---- SECCIÓN DEL DOCUMENTO

Dice Ramón Gómez de la Serna en una de sus greguerías: «El
arco iris es la cinta que se pone la Naturaleza después de
lavarse la cabeza». El autor, con esta magnífica sentencia,
confirma dos hechos: el poder absoluto de la metáfora, y el de
la literatura como instrumento de transgresión.
Y es este poder de transgresión el que convierte al creador en
redescubridor de lo cotidiano, de todo aquello que, de tan
manoseado por los sentidos, apenas merece ya nuestra atención.
Gómez de la Serna apostó, como el resto de los vanguardistas,
por la descomposición de la realidad, por la mirada nueva, en un
intento de rebelarse ante lo establecido. La Generación del 27
asumió con agrado estas nuevas posturas, y así sólo nos baste
recordar los poemas que dedicaron a la máquina de escribir, la
bombilla eléctrica, etc. Pero, de entre todos los ejemplos que
podría aquí apuntar, me quedo decididamente con el que causó en
mí un verdadero asombro cuando lo leí hace años, me refiero al
poema de Pedro Salinas «Madrid, calle de...»
Comenzaba de esta manera la reflexión:
¡Qué vacación de espejo por la calle!
Tendido boca arriba, cara al cielo,
todo de azogue estremecido y quieto,
bien atado le llevan.
El protagonista, pues, no es otro que un espejo desplazado de su
lugar habitual, ubicado ahora en plena vía pública y llevado a
la deriva por quienes al parecer lo transportaban.

--------
---- EXTRACTOS DE DATOS

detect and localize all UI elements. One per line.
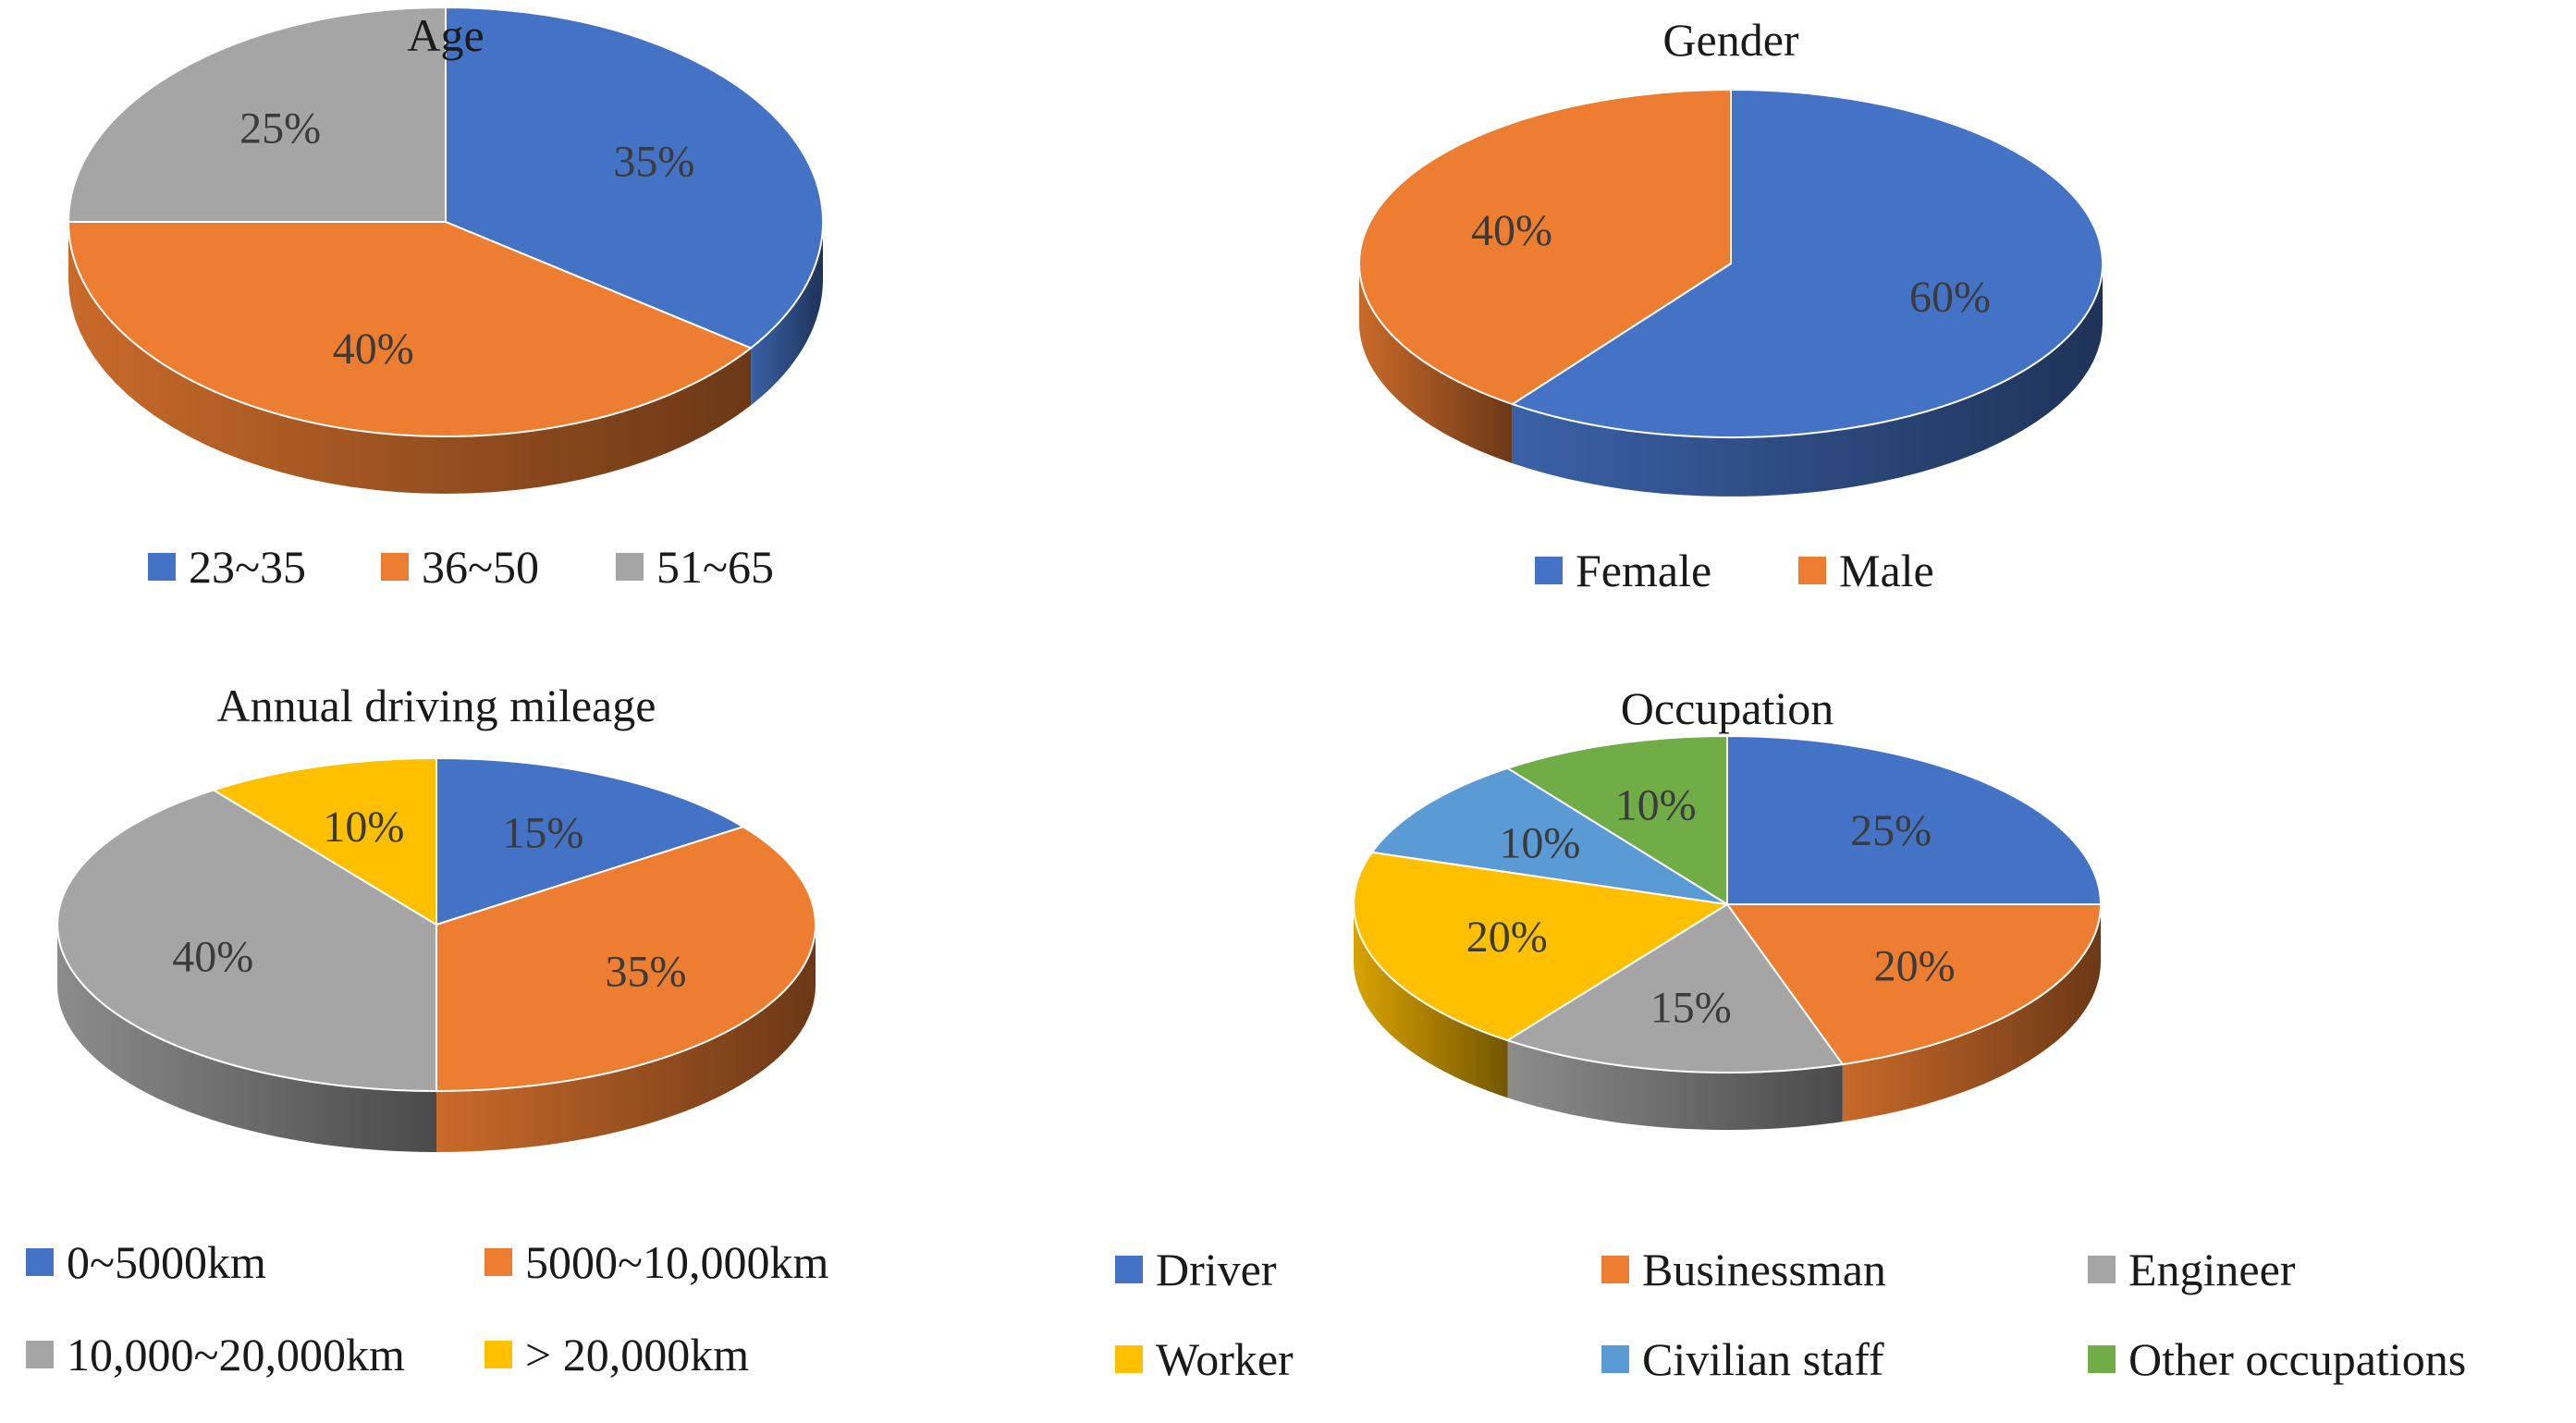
legend-swatch-civilian-staff [1601, 1345, 1629, 1373]
chart-title: Gender [1662, 14, 1798, 66]
pie-side-female [1512, 264, 2103, 497]
slice-label-51-65: 25% [239, 104, 321, 153]
chart-title: Occupation [1621, 682, 1834, 734]
pie-slice-0-5000km [435, 757, 744, 926]
pie-slice-driver [1726, 735, 2102, 905]
slice-label-other-occupations: 10% [1615, 781, 1697, 830]
pie-slice-other-occupations [1506, 735, 1728, 905]
slice-label-businessman: 20% [1874, 941, 1956, 990]
pie-slice-civilian-staff [1370, 767, 1728, 905]
legend-swatch-engineer [2088, 1256, 2116, 1283]
gender-pie-chart: 60% 40% Gender Female Male [1357, 14, 2104, 596]
legend-swatch-20-000km [485, 1341, 512, 1368]
pie-side-businessman [1842, 904, 2101, 1122]
legend-swatch-51-65 [616, 553, 644, 581]
pie-slice-10-000-20-000km [56, 789, 437, 1092]
pie-slice-worker [1353, 851, 1728, 1042]
slice-label-worker: 20% [1466, 913, 1548, 962]
chart-title: Age [407, 9, 484, 61]
legend-label-driver: Driver [1156, 1244, 1277, 1295]
occupation-pie-chart: 25% 20% 15% 20% 10% 10% Occupation Driver Busine… [1115, 682, 2466, 1385]
pie-slice-51-65 [67, 6, 447, 223]
legend-swatch-36-50 [381, 553, 409, 581]
legend-swatch-male [1798, 557, 1826, 584]
legend-label-23-35: 23~35 [189, 541, 306, 593]
pie-slice-businessman [1726, 903, 2102, 1066]
legend-swatch-businessman [1601, 1256, 1629, 1283]
legend-swatch-5000-10-000km [485, 1248, 512, 1276]
slice-label-0-5000km: 15% [502, 809, 583, 858]
slice-label-male: 40% [1471, 206, 1552, 255]
pie-side-36-50 [68, 222, 752, 494]
legend-label-worker: Worker [1156, 1333, 1294, 1385]
slice-label-5000-10-000km: 35% [606, 948, 687, 997]
legend-swatch-23-35 [148, 553, 176, 581]
legend-label-businessman: Businessman [1642, 1244, 1886, 1295]
legend-swatch-10-000-20-000km [26, 1341, 54, 1368]
slice-label-10-000-20-000km: 40% [172, 933, 253, 982]
pie-slice-engineer [1506, 903, 1844, 1073]
mileage-pie-chart: 15% 35% 40% 10% Annual driving mileage 0~5000… [26, 680, 829, 1380]
slice-label-civilian-staff: 10% [1499, 819, 1580, 868]
legend-label-10-000-20-000km: 10,000~20,000km [67, 1329, 405, 1380]
pie-slice-20-000km [213, 757, 437, 926]
legend-label-female: Female [1576, 545, 1711, 596]
legend-label-20-000km: > 20,000km [525, 1329, 749, 1380]
legend-label-male: Male [1839, 545, 1934, 596]
age-pie-chart: 35% 40% 25% Age 23~35 36~50 51~65 [67, 6, 825, 593]
legend-label-engineer: Engineer [2128, 1244, 2296, 1295]
pie-side-10-000-20-000km [57, 925, 436, 1152]
legend-label-51-65: 51~65 [656, 541, 774, 593]
slice-label-engineer: 15% [1650, 984, 1732, 1033]
legend-label-36-50: 36~50 [422, 541, 539, 593]
slice-label-female: 60% [1909, 273, 1991, 322]
slice-label-23-35: 35% [613, 138, 694, 187]
legend-swatch-other-occupations [2088, 1345, 2116, 1373]
pie-slice-36-50 [67, 221, 753, 438]
pie-side-male [1359, 264, 1513, 464]
pie-slice-5000-10-000km [435, 826, 816, 1092]
pie-side-worker [1354, 904, 1508, 1098]
legend-swatch-0-5000km [26, 1248, 54, 1276]
pie-slice-male [1357, 89, 1732, 406]
legend-label-5000-10-000km: 5000~10,000km [525, 1236, 829, 1288]
legend-swatch-worker [1115, 1345, 1143, 1373]
legend-swatch-driver [1115, 1256, 1143, 1283]
chart-title: Annual driving mileage [217, 680, 656, 731]
legend-label-0-5000km: 0~5000km [67, 1236, 266, 1288]
legend-swatch-female [1535, 557, 1563, 584]
pie-slice-female [1511, 89, 2104, 438]
slice-label-driver: 25% [1850, 806, 1932, 855]
pie-side-5000-10-000km [436, 925, 816, 1152]
pie-side-engineer [1507, 1040, 1843, 1130]
legend-label-civilian-staff: Civilian staff [1642, 1333, 1884, 1385]
legend-label-other-occupations: Other occupations [2128, 1333, 2466, 1385]
pie-slice-23-35 [445, 6, 825, 350]
slice-label-36-50: 40% [333, 325, 414, 374]
slice-label-20-000km: 10% [323, 803, 404, 852]
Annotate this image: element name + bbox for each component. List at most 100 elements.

--------

*TAREAS PROPUESTAS*.
**A.** Transcriba del fragmento sobre Gómez de la Serna todo lo que va desde «Dice Ramón Gómez» hasta «ya nuestra atención.».
**B.** Según el fragmento sobre Gómez de la Serna, ¿quién es el protagonista del poema de Pedro Salinas que se cita?

*TAREAS RESUELTAS*.
**A.**
Dice Ramón Gómez de la Serna en una de sus greguerías: «El
arco iris es la cinta que se pone la Naturaleza después de
lavarse la cabeza». El autor, con esta magnífica sentencia,
confirma dos hechos: el poder absoluto de la metáfora, y el de
la literatura como instrumento de transgresión.
Y es este poder de transgresión el que convierte al creador en
redescubridor de lo cotidiano, de todo aquello que, de tan
manoseado por los sentidos, apenas merece ya nuestra atención.

**B.** Un espejo desplazado de su lugar habitual.